### Task directions
Copy each line below that has "Castellanza".

** Data listing follows **

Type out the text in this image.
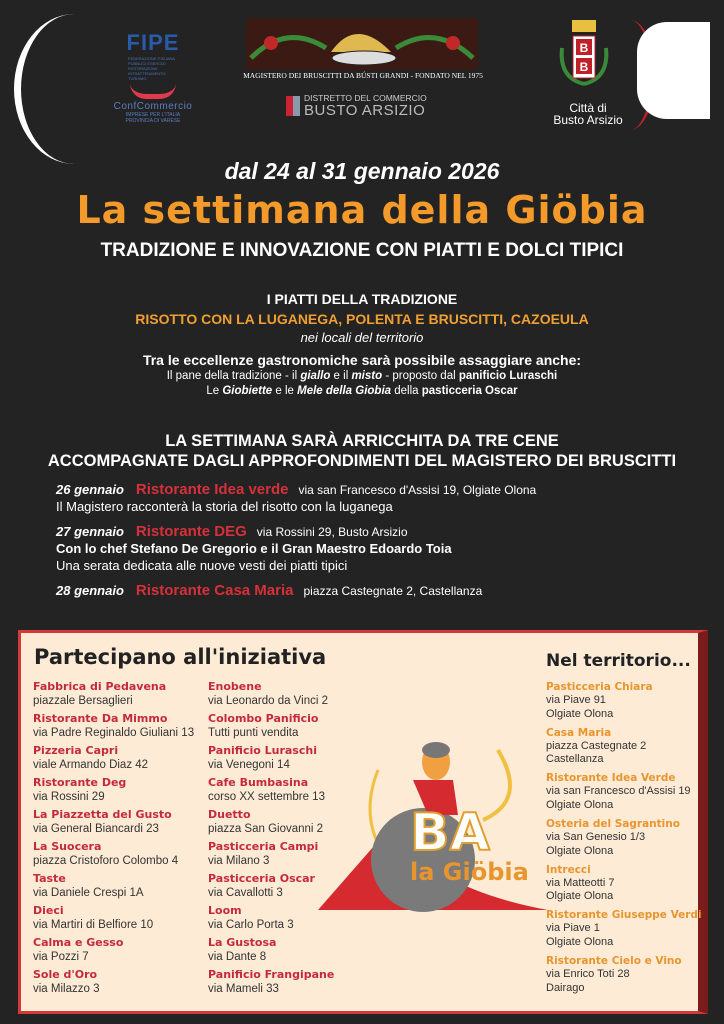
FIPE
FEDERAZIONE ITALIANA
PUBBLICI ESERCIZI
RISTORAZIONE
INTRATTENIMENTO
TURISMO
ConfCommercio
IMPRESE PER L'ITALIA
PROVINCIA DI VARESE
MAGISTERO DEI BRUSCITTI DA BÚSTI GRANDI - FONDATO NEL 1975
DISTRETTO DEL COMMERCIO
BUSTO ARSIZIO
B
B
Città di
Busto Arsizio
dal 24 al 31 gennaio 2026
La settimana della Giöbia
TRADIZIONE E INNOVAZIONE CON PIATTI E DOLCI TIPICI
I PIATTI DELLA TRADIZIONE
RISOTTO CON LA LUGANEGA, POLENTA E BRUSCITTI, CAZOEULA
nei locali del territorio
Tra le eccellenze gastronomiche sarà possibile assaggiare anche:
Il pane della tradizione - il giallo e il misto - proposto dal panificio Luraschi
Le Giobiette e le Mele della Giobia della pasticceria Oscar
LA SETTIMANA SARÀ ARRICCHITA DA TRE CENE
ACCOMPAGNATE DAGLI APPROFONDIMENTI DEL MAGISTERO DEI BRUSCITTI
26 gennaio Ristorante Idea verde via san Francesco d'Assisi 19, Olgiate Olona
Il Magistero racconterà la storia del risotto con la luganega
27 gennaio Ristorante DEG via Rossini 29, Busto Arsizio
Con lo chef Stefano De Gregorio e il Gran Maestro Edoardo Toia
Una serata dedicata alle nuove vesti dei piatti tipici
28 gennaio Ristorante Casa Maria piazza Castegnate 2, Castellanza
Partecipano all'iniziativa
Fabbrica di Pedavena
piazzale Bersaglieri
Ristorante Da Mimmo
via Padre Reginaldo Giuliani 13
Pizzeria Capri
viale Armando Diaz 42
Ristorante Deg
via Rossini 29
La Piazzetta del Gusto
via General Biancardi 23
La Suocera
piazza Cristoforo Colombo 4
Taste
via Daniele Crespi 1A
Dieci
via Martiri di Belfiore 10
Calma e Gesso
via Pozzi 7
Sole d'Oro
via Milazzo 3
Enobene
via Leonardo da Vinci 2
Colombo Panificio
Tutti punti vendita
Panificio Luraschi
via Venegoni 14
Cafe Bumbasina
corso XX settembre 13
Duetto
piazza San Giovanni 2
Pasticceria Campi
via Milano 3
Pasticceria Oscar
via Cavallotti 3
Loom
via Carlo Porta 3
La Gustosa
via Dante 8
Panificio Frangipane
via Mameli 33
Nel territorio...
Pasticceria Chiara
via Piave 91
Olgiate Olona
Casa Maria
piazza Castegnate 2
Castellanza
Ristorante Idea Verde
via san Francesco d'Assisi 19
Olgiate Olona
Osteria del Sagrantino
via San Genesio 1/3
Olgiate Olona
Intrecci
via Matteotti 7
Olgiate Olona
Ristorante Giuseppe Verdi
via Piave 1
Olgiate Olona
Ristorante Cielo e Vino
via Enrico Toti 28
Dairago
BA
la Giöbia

** End of Data listing **

### Solved problem
28 gennaio Ristorante Casa Maria piazza Castegnate 2, Castellanza
Castellanza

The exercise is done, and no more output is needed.